To be done:
Word for word, quote all of the material, omitting the pictures.

──────────

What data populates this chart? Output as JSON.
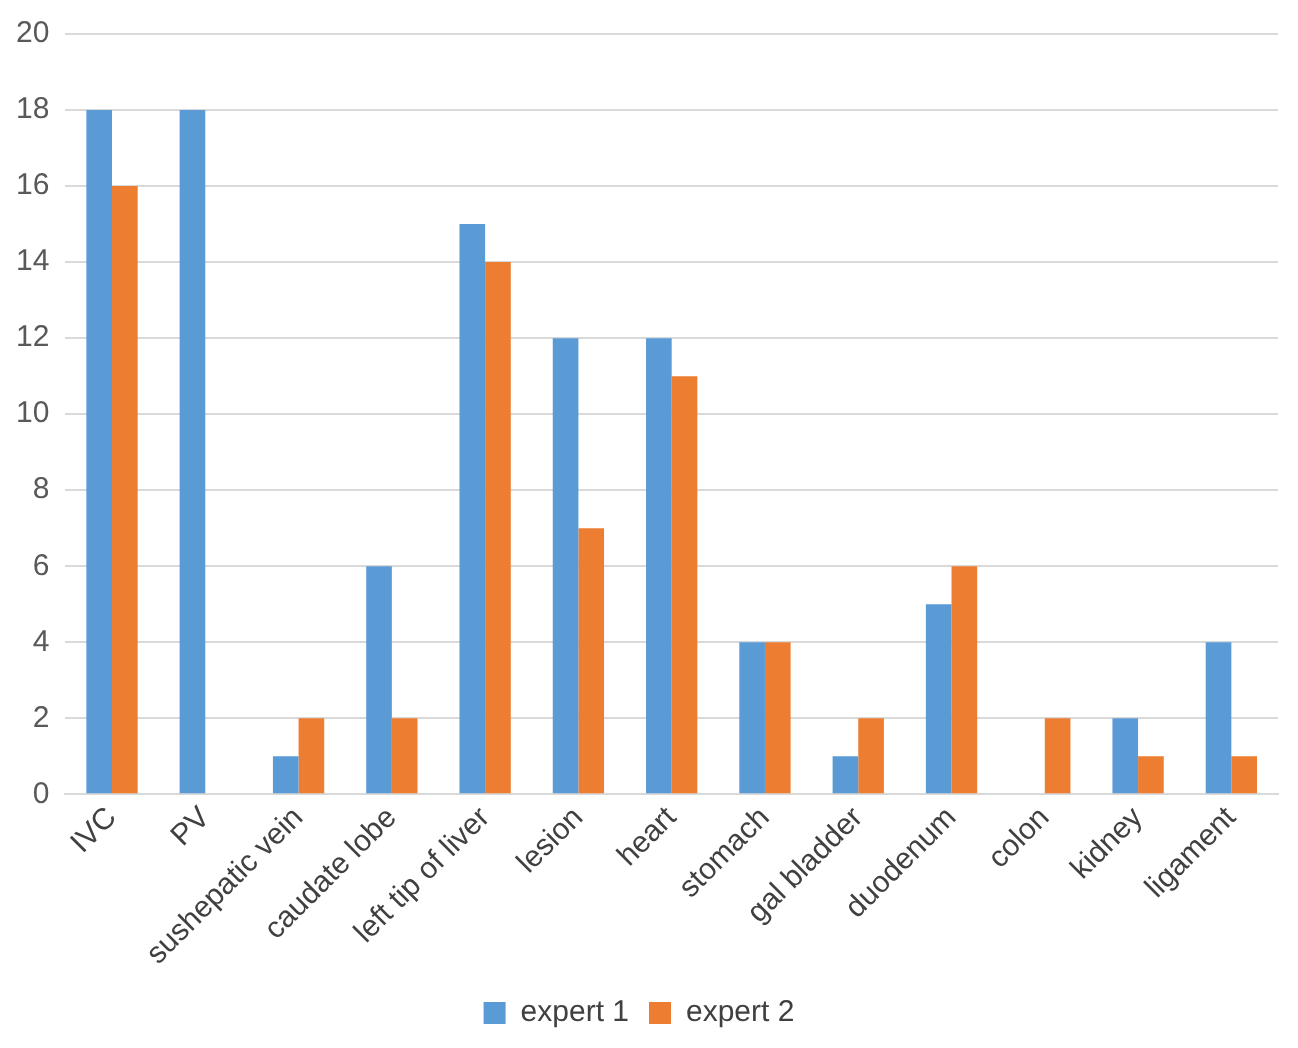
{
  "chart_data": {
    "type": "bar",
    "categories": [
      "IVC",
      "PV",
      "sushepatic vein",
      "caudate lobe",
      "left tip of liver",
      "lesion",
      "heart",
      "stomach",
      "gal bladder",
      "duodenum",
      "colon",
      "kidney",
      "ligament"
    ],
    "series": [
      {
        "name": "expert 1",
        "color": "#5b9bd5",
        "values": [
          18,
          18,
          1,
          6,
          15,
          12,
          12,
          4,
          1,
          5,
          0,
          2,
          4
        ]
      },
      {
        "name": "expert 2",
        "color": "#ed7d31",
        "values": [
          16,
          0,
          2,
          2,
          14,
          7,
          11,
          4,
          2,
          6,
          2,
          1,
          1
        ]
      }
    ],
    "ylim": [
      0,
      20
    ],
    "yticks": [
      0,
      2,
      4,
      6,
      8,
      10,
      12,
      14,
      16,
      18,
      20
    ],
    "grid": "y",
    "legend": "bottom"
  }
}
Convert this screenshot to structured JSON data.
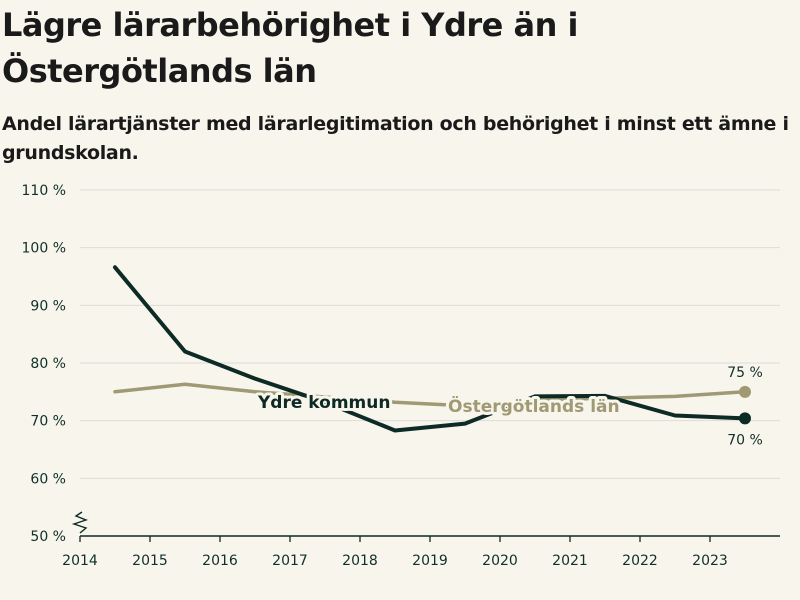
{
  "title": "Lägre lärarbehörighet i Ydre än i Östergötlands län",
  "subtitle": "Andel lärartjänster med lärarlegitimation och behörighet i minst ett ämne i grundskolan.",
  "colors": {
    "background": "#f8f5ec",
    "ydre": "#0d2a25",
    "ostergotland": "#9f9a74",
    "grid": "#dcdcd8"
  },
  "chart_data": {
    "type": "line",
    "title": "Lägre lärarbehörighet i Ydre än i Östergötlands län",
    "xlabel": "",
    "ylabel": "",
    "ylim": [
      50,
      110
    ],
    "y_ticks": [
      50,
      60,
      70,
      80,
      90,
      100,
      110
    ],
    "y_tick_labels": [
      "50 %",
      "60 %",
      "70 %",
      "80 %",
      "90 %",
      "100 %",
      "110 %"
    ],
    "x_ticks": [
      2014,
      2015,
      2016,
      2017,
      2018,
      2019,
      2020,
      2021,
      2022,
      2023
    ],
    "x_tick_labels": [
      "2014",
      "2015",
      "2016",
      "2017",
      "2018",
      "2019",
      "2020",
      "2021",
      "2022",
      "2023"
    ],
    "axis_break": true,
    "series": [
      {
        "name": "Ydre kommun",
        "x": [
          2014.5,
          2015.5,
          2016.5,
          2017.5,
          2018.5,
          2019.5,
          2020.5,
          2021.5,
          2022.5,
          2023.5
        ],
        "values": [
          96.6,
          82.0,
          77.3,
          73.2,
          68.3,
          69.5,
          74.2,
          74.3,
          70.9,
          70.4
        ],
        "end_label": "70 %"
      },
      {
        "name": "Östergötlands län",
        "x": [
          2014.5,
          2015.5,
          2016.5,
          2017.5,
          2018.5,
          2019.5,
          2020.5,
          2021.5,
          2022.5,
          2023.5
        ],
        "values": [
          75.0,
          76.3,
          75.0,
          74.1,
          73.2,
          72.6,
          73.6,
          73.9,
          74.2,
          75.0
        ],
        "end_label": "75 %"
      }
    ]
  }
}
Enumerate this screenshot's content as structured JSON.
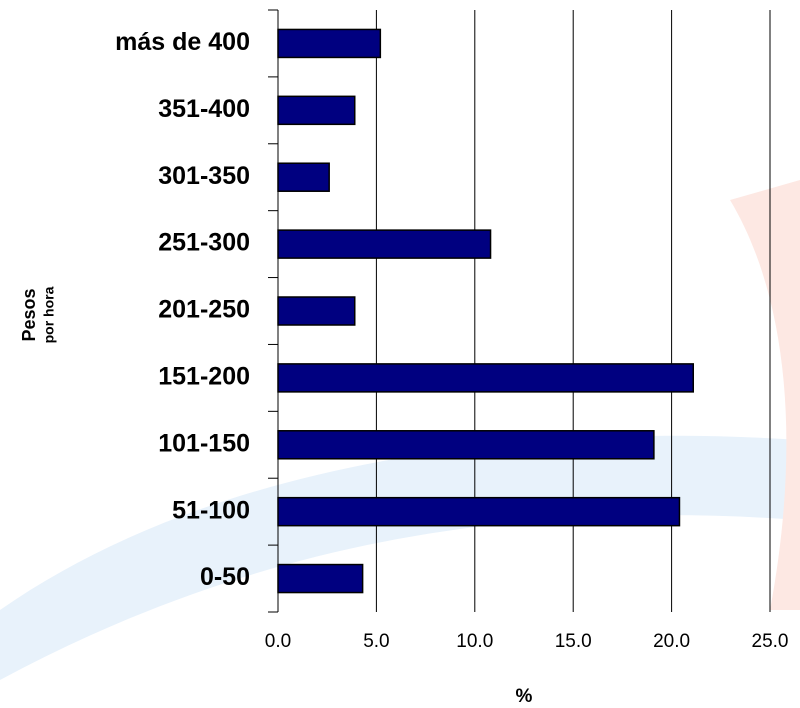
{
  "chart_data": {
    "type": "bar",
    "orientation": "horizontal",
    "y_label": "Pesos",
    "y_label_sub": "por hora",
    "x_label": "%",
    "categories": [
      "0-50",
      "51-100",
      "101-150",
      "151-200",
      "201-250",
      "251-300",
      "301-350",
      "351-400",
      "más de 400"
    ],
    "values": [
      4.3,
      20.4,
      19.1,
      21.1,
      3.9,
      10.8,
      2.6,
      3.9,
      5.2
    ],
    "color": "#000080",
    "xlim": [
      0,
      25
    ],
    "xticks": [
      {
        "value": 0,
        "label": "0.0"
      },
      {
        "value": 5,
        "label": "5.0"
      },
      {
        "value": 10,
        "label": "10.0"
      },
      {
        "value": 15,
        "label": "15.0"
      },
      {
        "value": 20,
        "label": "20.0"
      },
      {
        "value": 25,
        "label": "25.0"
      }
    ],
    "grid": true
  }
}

──────────

Task answer:
What data populates this chart? Output as JSON.
{
  "chart_data": {
    "type": "bar",
    "categories": [
      "IVC",
      "PV",
      "sushepatic vein",
      "caudate lobe",
      "left tip of liver",
      "lesion",
      "heart",
      "stomach",
      "gal bladder",
      "duodenum",
      "colon",
      "kidney",
      "ligament"
    ],
    "series": [
      {
        "name": "expert 1",
        "color": "#5b9bd5",
        "values": [
          18,
          18,
          1,
          6,
          15,
          12,
          12,
          4,
          1,
          5,
          0,
          2,
          4
        ]
      },
      {
        "name": "expert 2",
        "color": "#ed7d31",
        "values": [
          16,
          0,
          2,
          2,
          14,
          7,
          11,
          4,
          2,
          6,
          2,
          1,
          1
        ]
      }
    ],
    "ylim": [
      0,
      20
    ],
    "yticks": [
      0,
      2,
      4,
      6,
      8,
      10,
      12,
      14,
      16,
      18,
      20
    ],
    "grid": "y",
    "legend": "bottom"
  }
}
Convert this screenshot to structured JSON data.
{
  "title": "Lägre lärarbehörighet i Ydre än i Östergötlands län",
  "subtitle": "Andel lärartjänster med lärarlegitimation och behörighet i minst ett ämne i grundskolan.",
  "colors": {
    "background": "#f8f5ec",
    "ydre": "#0d2a25",
    "ostergotland": "#9f9a74",
    "grid": "#dcdcd8"
  },
  "chart_data": {
    "type": "line",
    "title": "Lägre lärarbehörighet i Ydre än i Östergötlands län",
    "xlabel": "",
    "ylabel": "",
    "ylim": [
      50,
      110
    ],
    "y_ticks": [
      50,
      60,
      70,
      80,
      90,
      100,
      110
    ],
    "y_tick_labels": [
      "50 %",
      "60 %",
      "70 %",
      "80 %",
      "90 %",
      "100 %",
      "110 %"
    ],
    "x_ticks": [
      2014,
      2015,
      2016,
      2017,
      2018,
      2019,
      2020,
      2021,
      2022,
      2023
    ],
    "x_tick_labels": [
      "2014",
      "2015",
      "2016",
      "2017",
      "2018",
      "2019",
      "2020",
      "2021",
      "2022",
      "2023"
    ],
    "axis_break": true,
    "series": [
      {
        "name": "Ydre kommun",
        "x": [
          2014.5,
          2015.5,
          2016.5,
          2017.5,
          2018.5,
          2019.5,
          2020.5,
          2021.5,
          2022.5,
          2023.5
        ],
        "values": [
          96.6,
          82.0,
          77.3,
          73.2,
          68.3,
          69.5,
          74.2,
          74.3,
          70.9,
          70.4
        ],
        "end_label": "70 %"
      },
      {
        "name": "Östergötlands län",
        "x": [
          2014.5,
          2015.5,
          2016.5,
          2017.5,
          2018.5,
          2019.5,
          2020.5,
          2021.5,
          2022.5,
          2023.5
        ],
        "values": [
          75.0,
          76.3,
          75.0,
          74.1,
          73.2,
          72.6,
          73.6,
          73.9,
          74.2,
          75.0
        ],
        "end_label": "75 %"
      }
    ]
  }
}
Enumerate this screenshot's content as structured JSON.
{
  "chart_data": {
    "type": "bar",
    "orientation": "horizontal",
    "y_label": "Pesos",
    "y_label_sub": "por hora",
    "x_label": "%",
    "categories": [
      "0-50",
      "51-100",
      "101-150",
      "151-200",
      "201-250",
      "251-300",
      "301-350",
      "351-400",
      "más de 400"
    ],
    "values": [
      4.3,
      20.4,
      19.1,
      21.1,
      3.9,
      10.8,
      2.6,
      3.9,
      5.2
    ],
    "color": "#000080",
    "xlim": [
      0,
      25
    ],
    "xticks": [
      {
        "value": 0,
        "label": "0.0"
      },
      {
        "value": 5,
        "label": "5.0"
      },
      {
        "value": 10,
        "label": "10.0"
      },
      {
        "value": 15,
        "label": "15.0"
      },
      {
        "value": 20,
        "label": "20.0"
      },
      {
        "value": 25,
        "label": "25.0"
      }
    ],
    "grid": true
  }
}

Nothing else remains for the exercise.